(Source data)
☆ ☆ ☆

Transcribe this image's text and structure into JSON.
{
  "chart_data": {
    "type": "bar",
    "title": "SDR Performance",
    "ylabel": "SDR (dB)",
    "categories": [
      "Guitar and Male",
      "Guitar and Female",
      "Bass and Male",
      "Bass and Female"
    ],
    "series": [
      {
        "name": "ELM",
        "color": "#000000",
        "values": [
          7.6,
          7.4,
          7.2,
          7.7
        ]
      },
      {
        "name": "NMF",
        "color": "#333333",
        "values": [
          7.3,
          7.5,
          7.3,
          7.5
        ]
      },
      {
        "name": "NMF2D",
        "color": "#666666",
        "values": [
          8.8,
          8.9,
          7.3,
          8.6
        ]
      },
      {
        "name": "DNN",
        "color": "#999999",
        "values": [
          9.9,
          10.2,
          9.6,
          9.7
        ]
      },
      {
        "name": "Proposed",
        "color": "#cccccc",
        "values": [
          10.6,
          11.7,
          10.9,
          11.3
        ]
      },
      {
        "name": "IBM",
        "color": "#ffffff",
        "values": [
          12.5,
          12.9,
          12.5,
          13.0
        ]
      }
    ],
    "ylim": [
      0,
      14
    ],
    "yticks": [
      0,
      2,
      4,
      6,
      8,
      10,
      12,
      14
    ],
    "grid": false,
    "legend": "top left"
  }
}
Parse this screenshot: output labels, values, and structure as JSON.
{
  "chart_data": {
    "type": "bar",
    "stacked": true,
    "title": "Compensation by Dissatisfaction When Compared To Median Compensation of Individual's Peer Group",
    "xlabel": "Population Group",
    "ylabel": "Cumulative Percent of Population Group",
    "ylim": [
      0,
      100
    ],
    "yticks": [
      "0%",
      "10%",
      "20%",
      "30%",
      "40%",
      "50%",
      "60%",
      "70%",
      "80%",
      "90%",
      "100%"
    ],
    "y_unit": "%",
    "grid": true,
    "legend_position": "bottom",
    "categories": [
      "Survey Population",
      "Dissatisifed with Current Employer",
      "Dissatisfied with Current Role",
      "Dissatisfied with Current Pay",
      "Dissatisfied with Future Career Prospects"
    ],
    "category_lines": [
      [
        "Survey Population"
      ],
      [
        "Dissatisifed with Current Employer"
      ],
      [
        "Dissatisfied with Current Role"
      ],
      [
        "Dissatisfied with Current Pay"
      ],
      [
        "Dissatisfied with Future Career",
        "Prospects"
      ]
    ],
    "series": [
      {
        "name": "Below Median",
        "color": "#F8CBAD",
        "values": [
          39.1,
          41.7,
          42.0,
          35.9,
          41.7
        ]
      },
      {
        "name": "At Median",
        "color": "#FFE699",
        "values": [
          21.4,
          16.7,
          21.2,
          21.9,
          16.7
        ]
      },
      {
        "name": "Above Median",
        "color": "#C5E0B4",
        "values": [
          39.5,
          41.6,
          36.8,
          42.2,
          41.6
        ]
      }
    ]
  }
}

☆ ☆ ☆

*Problem statement*
Check each line of the data above for the word "name" and say how many lines have it. Give the number alone.

*Correct result*
9